§ Ejercicio
Cita el fragmento del texto sobre la tensión política en Cataluña que va desde "Hace un año" hasta "de lo sucedido.", ambas partes incluidas.

Hace un año sufrimos una gran tensión sociopolítica que la mayoría no queremos volver a experimentar. Los que nos identificamos con el constitucionalismo siempre supimos que la confrontación al final del camino sería con nuestros propios conciudadanos. Los independentistas, en cambio, imaginaban hasta entonces que la confrontación sería solo con el Estado, nunca o muy poco dentro de Cataluña, con la otra parte de los catalanes. Querían creer que su causa encarnaba la totalidad del pueblo catalán y que los que se oponían activamente en la calle eran muy minoritarios, a los que se podía insultar llamándoles fascistas. Sin embargo, ahora las cosas empiezan a verse diferente. Llevamos una semana sumergidos en el análisis de lo sucedido.

§ Datos registrados
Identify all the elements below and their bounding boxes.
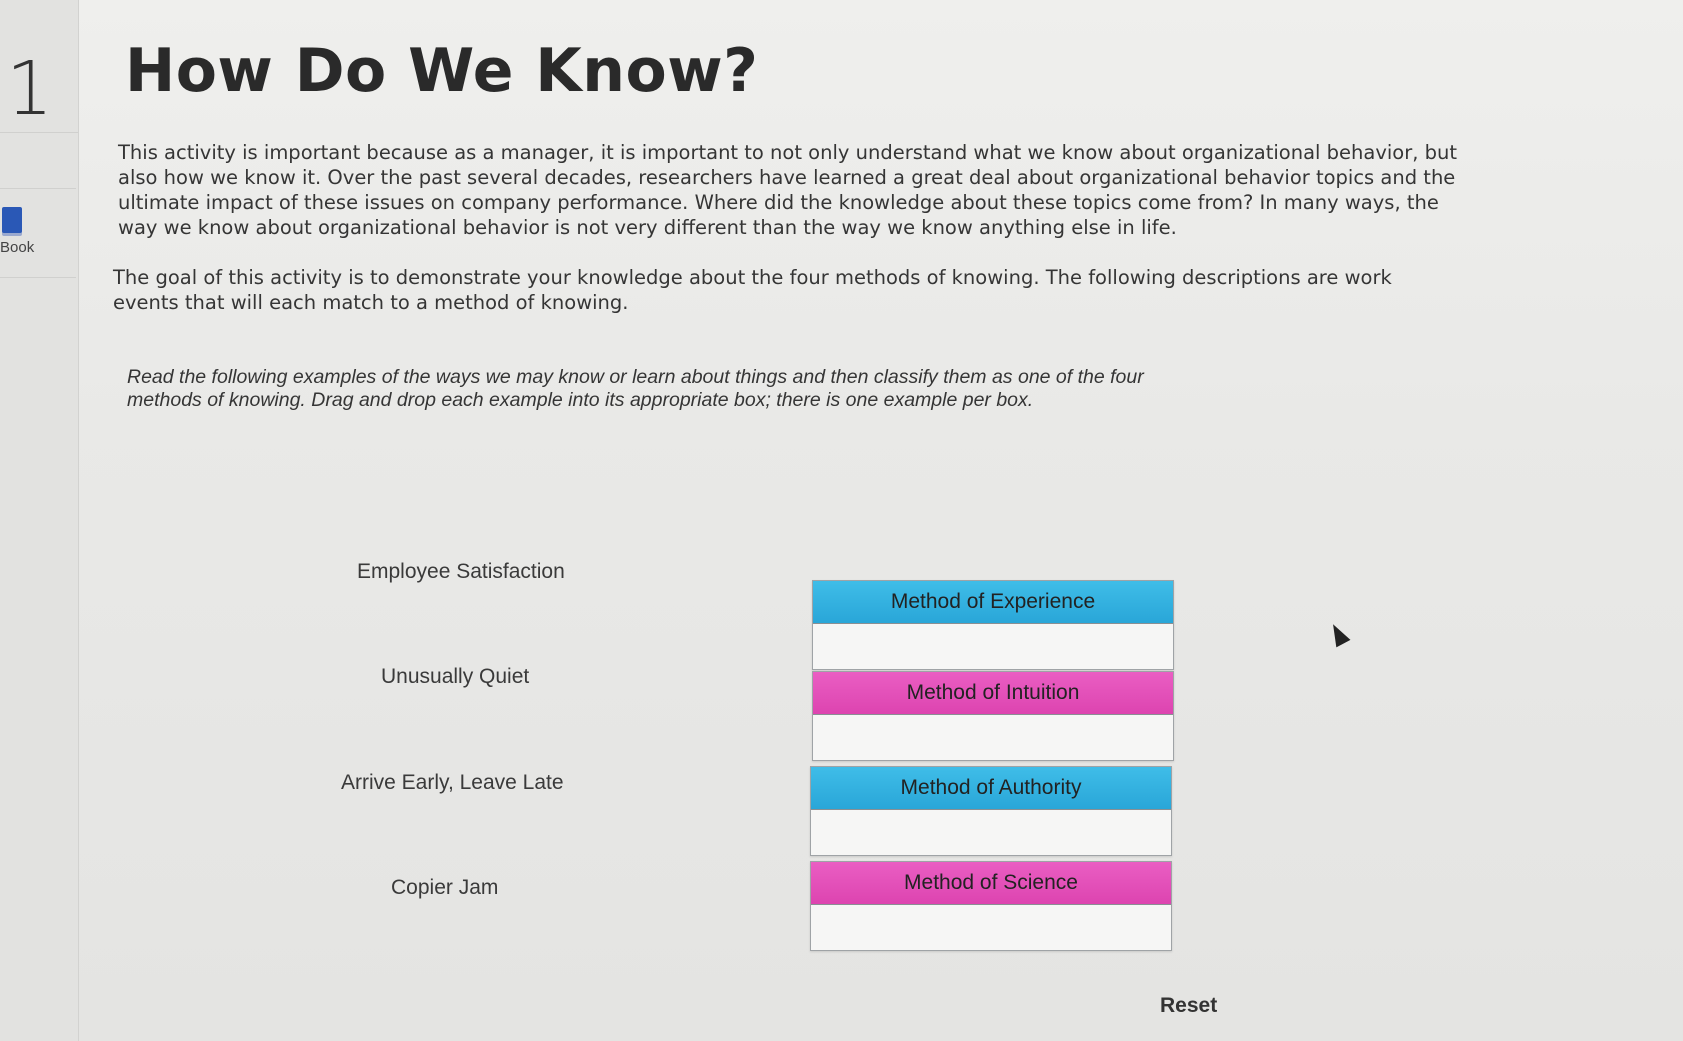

§ Respuesta del ejercicio
Hace un año sufrimos una gran tensión sociopolítica que la mayoría no queremos volver a experimentar. Los que nos identificamos con el constitucionalismo siempre supimos que la confrontación al final del camino sería con nuestros propios conciudadanos. Los independentistas, en cambio, imaginaban hasta entonces que la confrontación sería solo con el Estado, nunca o muy poco dentro de Cataluña, con la otra parte de los catalanes. Querían creer que su causa encarnaba la totalidad del pueblo catalán y que los que se oponían activamente en la calle eran muy minoritarios, a los que se podía insultar llamándoles fascistas. Sin embargo, ahora las cosas empiezan a verse diferente. Llevamos una semana sumergidos en el análisis de lo sucedido.